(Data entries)
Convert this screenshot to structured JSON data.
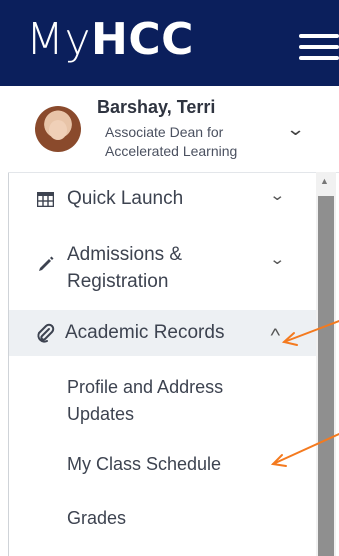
{
  "header": {
    "logo_prefix": "My",
    "logo_bold": "HCC"
  },
  "profile": {
    "name": "Barshay, Terri",
    "title": "Associate Dean for Accelerated Learning"
  },
  "nav": {
    "quick_launch": "Quick Launch",
    "admissions": "Admissions & Registration",
    "academic_records": "Academic Records",
    "sub_items": [
      "Profile and Address Updates",
      "My Class Schedule",
      "Grades"
    ]
  },
  "colors": {
    "header_bg": "#0b1f5c",
    "annotation_arrow": "#f47a1f",
    "active_row_bg": "#edf0f3"
  },
  "icons": [
    "table-grid-icon",
    "pencil-icon",
    "paperclip-icon",
    "chevron-down-icon",
    "chevron-up-icon",
    "hamburger-menu-icon"
  ]
}
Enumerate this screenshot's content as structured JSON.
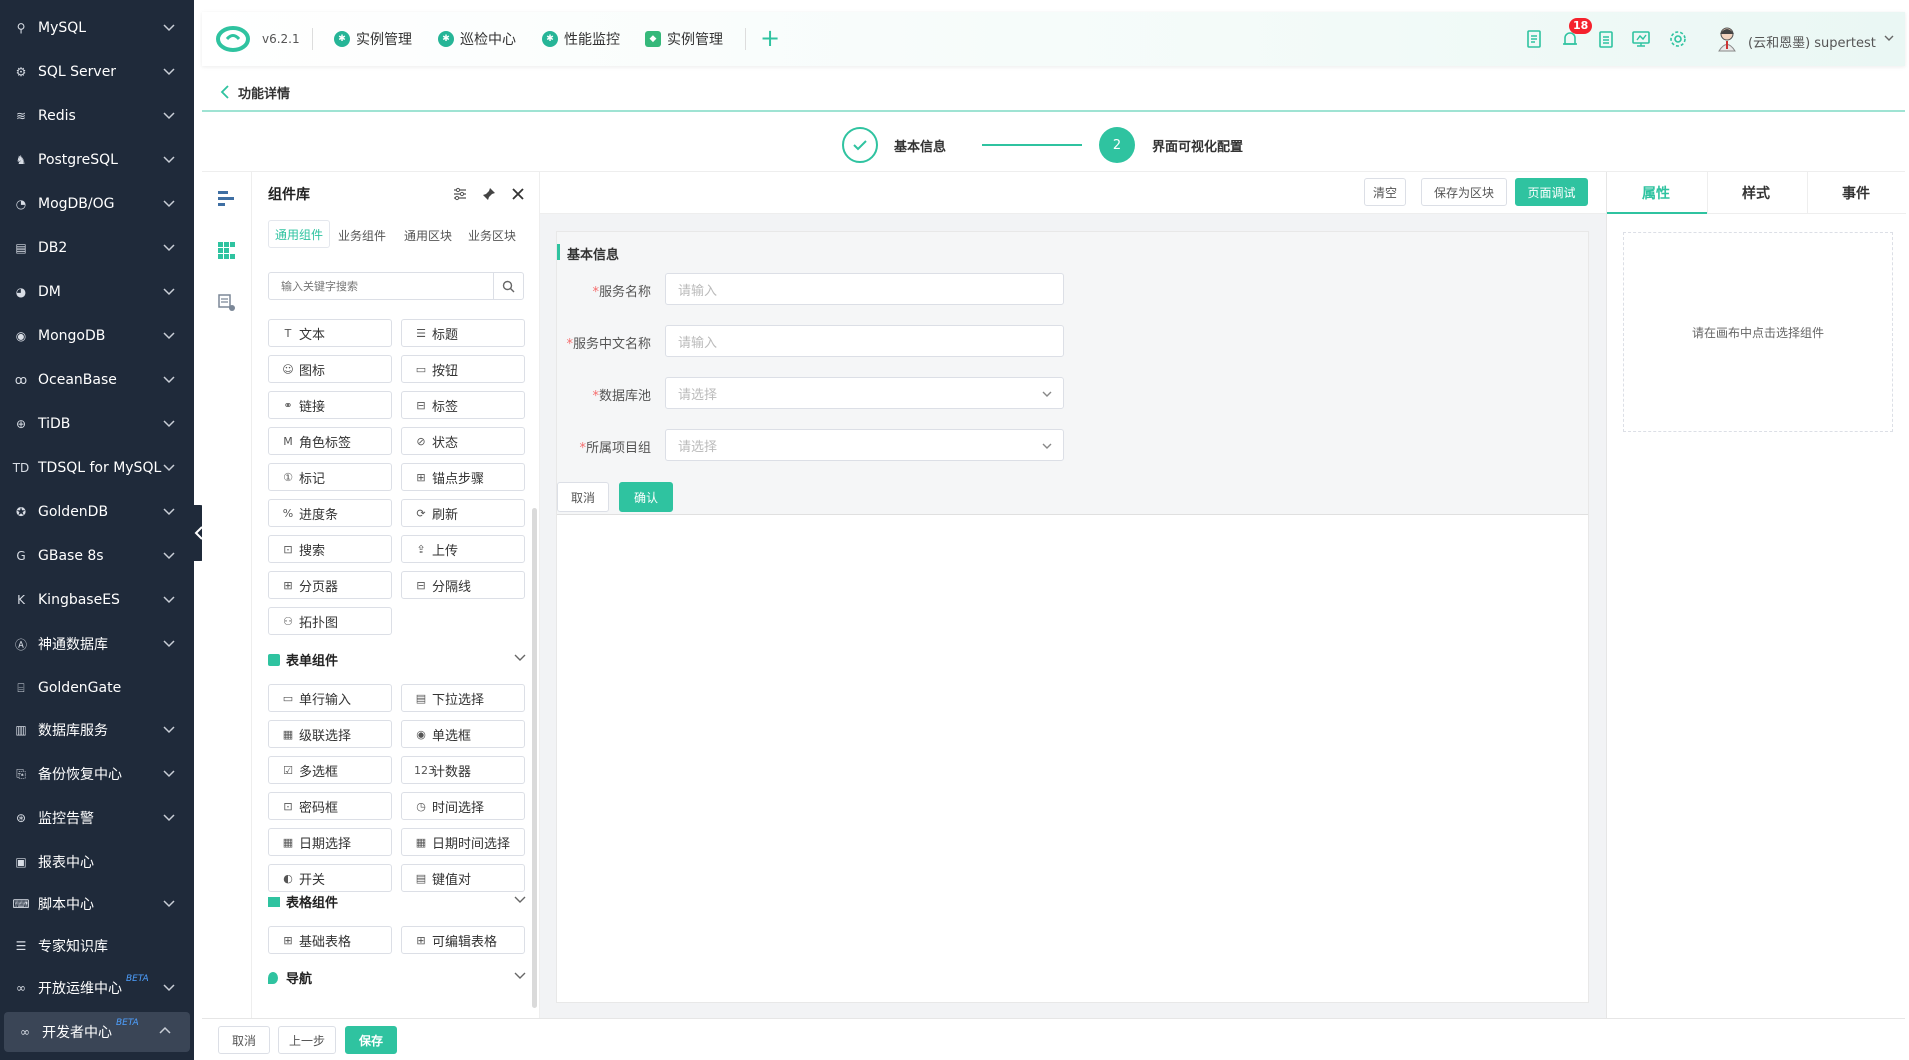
{
  "sidebar": {
    "items": [
      {
        "label": "MySQL",
        "icon": "mysql-icon"
      },
      {
        "label": "SQL Server",
        "icon": "sqlserver-icon"
      },
      {
        "label": "Redis",
        "icon": "redis-icon"
      },
      {
        "label": "PostgreSQL",
        "icon": "postgresql-icon"
      },
      {
        "label": "MogDB/OG",
        "icon": "mogdb-icon"
      },
      {
        "label": "DB2",
        "icon": "db2-icon"
      },
      {
        "label": "DM",
        "icon": "dm-icon"
      },
      {
        "label": "MongoDB",
        "icon": "mongodb-icon"
      },
      {
        "label": "OceanBase",
        "icon": "oceanbase-icon"
      },
      {
        "label": "TiDB",
        "icon": "tidb-icon"
      },
      {
        "label": "TDSQL for MySQL",
        "icon": "tdsql-icon"
      },
      {
        "label": "GoldenDB",
        "icon": "goldendb-icon"
      },
      {
        "label": "GBase 8s",
        "icon": "gbase-icon"
      },
      {
        "label": "KingbaseES",
        "icon": "kingbase-icon"
      },
      {
        "label": "神通数据库",
        "icon": "shentong-icon"
      },
      {
        "label": "GoldenGate",
        "icon": "goldengate-icon"
      },
      {
        "label": "数据库服务",
        "icon": "chart-icon"
      },
      {
        "label": "备份恢复中心",
        "icon": "backup-icon"
      },
      {
        "label": "监控告警",
        "icon": "monitor-icon"
      },
      {
        "label": "报表中心",
        "icon": "report-icon"
      },
      {
        "label": "脚本中心",
        "icon": "script-icon"
      },
      {
        "label": "专家知识库",
        "icon": "book-icon"
      },
      {
        "label": "开放运维中心",
        "icon": "infinity-icon",
        "badge": "BETA"
      },
      {
        "label": "开发者中心",
        "icon": "infinity-icon",
        "badge": "BETA"
      }
    ]
  },
  "topbar": {
    "version": "v6.2.1",
    "menus": [
      "实例管理",
      "巡检中心",
      "性能监控",
      "实例管理"
    ],
    "notification_count": "18",
    "user": "(云和恩墨) supertest"
  },
  "breadcrumb": {
    "title": "功能详情"
  },
  "steps": [
    {
      "label": "基本信息",
      "state": "done"
    },
    {
      "number": "2",
      "label": "界面可视化配置",
      "state": "active"
    }
  ],
  "library": {
    "title": "组件库",
    "tabs": [
      "通用组件",
      "业务组件",
      "通用区块",
      "业务区块"
    ],
    "search_placeholder": "输入关键字搜索",
    "general": [
      "文本",
      "标题",
      "图标",
      "按钮",
      "链接",
      "标签",
      "角色标签",
      "状态",
      "标记",
      "锚点步骤",
      "进度条",
      "刷新",
      "搜索",
      "上传",
      "分页器",
      "分隔线",
      "拓扑图"
    ],
    "form_section": "表单组件",
    "form": [
      "单行输入",
      "下拉选择",
      "级联选择",
      "单选框",
      "多选框",
      "计数器",
      "密码框",
      "时间选择",
      "日期选择",
      "日期时间选择",
      "开关",
      "键值对"
    ],
    "table_section": "表格组件",
    "table": [
      "基础表格",
      "可编辑表格"
    ],
    "nav_section": "导航"
  },
  "canvas_toolbar": {
    "clear": "清空",
    "save_block": "保存为区块",
    "debug": "页面调试"
  },
  "form": {
    "section_title": "基本信息",
    "fields": [
      {
        "label": "服务名称",
        "placeholder": "请输入"
      },
      {
        "label": "服务中文名称",
        "placeholder": "请输入"
      },
      {
        "label": "数据库池",
        "placeholder": "请选择"
      },
      {
        "label": "所属项目组",
        "placeholder": "请选择"
      }
    ],
    "cancel": "取消",
    "confirm": "确认"
  },
  "props_panel": {
    "tabs": [
      "属性",
      "样式",
      "事件"
    ],
    "empty_hint": "请在画布中点击选择组件"
  },
  "footer": {
    "cancel": "取消",
    "prev": "上一步",
    "save": "保存"
  },
  "colors": {
    "accent": "#2fc3a0",
    "sidebar_bg": "#1f2a3a",
    "badge": "#f5222d"
  }
}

- **WHAT TO PRODUCE**:
Repeat all of the records verbatim, leaving out the pictures.

- **CORRECT OUTPUT**:
Convert this screenshot to structured JSON data.
{
  "header": {
    "logo_prefix": "My",
    "logo_bold": "HCC"
  },
  "profile": {
    "name": "Barshay, Terri",
    "title": "Associate Dean for Accelerated Learning"
  },
  "nav": {
    "quick_launch": "Quick Launch",
    "admissions": "Admissions & Registration",
    "academic_records": "Academic Records",
    "sub_items": [
      "Profile and Address Updates",
      "My Class Schedule",
      "Grades"
    ]
  },
  "colors": {
    "header_bg": "#0b1f5c",
    "annotation_arrow": "#f47a1f",
    "active_row_bg": "#edf0f3"
  },
  "icons": [
    "table-grid-icon",
    "pencil-icon",
    "paperclip-icon",
    "chevron-down-icon",
    "chevron-up-icon",
    "hamburger-menu-icon"
  ]
}
Enumerate this screenshot's content as structured JSON.
{
  "sidebar": {
    "items": [
      {
        "label": "MySQL",
        "icon": "mysql-icon"
      },
      {
        "label": "SQL Server",
        "icon": "sqlserver-icon"
      },
      {
        "label": "Redis",
        "icon": "redis-icon"
      },
      {
        "label": "PostgreSQL",
        "icon": "postgresql-icon"
      },
      {
        "label": "MogDB/OG",
        "icon": "mogdb-icon"
      },
      {
        "label": "DB2",
        "icon": "db2-icon"
      },
      {
        "label": "DM",
        "icon": "dm-icon"
      },
      {
        "label": "MongoDB",
        "icon": "mongodb-icon"
      },
      {
        "label": "OceanBase",
        "icon": "oceanbase-icon"
      },
      {
        "label": "TiDB",
        "icon": "tidb-icon"
      },
      {
        "label": "TDSQL for MySQL",
        "icon": "tdsql-icon"
      },
      {
        "label": "GoldenDB",
        "icon": "goldendb-icon"
      },
      {
        "label": "GBase 8s",
        "icon": "gbase-icon"
      },
      {
        "label": "KingbaseES",
        "icon": "kingbase-icon"
      },
      {
        "label": "神通数据库",
        "icon": "shentong-icon"
      },
      {
        "label": "GoldenGate",
        "icon": "goldengate-icon"
      },
      {
        "label": "数据库服务",
        "icon": "chart-icon"
      },
      {
        "label": "备份恢复中心",
        "icon": "backup-icon"
      },
      {
        "label": "监控告警",
        "icon": "monitor-icon"
      },
      {
        "label": "报表中心",
        "icon": "report-icon"
      },
      {
        "label": "脚本中心",
        "icon": "script-icon"
      },
      {
        "label": "专家知识库",
        "icon": "book-icon"
      },
      {
        "label": "开放运维中心",
        "icon": "infinity-icon",
        "badge": "BETA"
      },
      {
        "label": "开发者中心",
        "icon": "infinity-icon",
        "badge": "BETA"
      }
    ]
  },
  "topbar": {
    "version": "v6.2.1",
    "menus": [
      "实例管理",
      "巡检中心",
      "性能监控",
      "实例管理"
    ],
    "notification_count": "18",
    "user": "(云和恩墨) supertest"
  },
  "breadcrumb": {
    "title": "功能详情"
  },
  "steps": [
    {
      "label": "基本信息",
      "state": "done"
    },
    {
      "number": "2",
      "label": "界面可视化配置",
      "state": "active"
    }
  ],
  "library": {
    "title": "组件库",
    "tabs": [
      "通用组件",
      "业务组件",
      "通用区块",
      "业务区块"
    ],
    "search_placeholder": "输入关键字搜索",
    "general": [
      "文本",
      "标题",
      "图标",
      "按钮",
      "链接",
      "标签",
      "角色标签",
      "状态",
      "标记",
      "锚点步骤",
      "进度条",
      "刷新",
      "搜索",
      "上传",
      "分页器",
      "分隔线",
      "拓扑图"
    ],
    "form_section": "表单组件",
    "form": [
      "单行输入",
      "下拉选择",
      "级联选择",
      "单选框",
      "多选框",
      "计数器",
      "密码框",
      "时间选择",
      "日期选择",
      "日期时间选择",
      "开关",
      "键值对"
    ],
    "table_section": "表格组件",
    "table": [
      "基础表格",
      "可编辑表格"
    ],
    "nav_section": "导航"
  },
  "canvas_toolbar": {
    "clear": "清空",
    "save_block": "保存为区块",
    "debug": "页面调试"
  },
  "form": {
    "section_title": "基本信息",
    "fields": [
      {
        "label": "服务名称",
        "placeholder": "请输入"
      },
      {
        "label": "服务中文名称",
        "placeholder": "请输入"
      },
      {
        "label": "数据库池",
        "placeholder": "请选择"
      },
      {
        "label": "所属项目组",
        "placeholder": "请选择"
      }
    ],
    "cancel": "取消",
    "confirm": "确认"
  },
  "props_panel": {
    "tabs": [
      "属性",
      "样式",
      "事件"
    ],
    "empty_hint": "请在画布中点击选择组件"
  },
  "footer": {
    "cancel": "取消",
    "prev": "上一步",
    "save": "保存"
  },
  "colors": {
    "accent": "#2fc3a0",
    "sidebar_bg": "#1f2a3a",
    "badge": "#f5222d"
  }
}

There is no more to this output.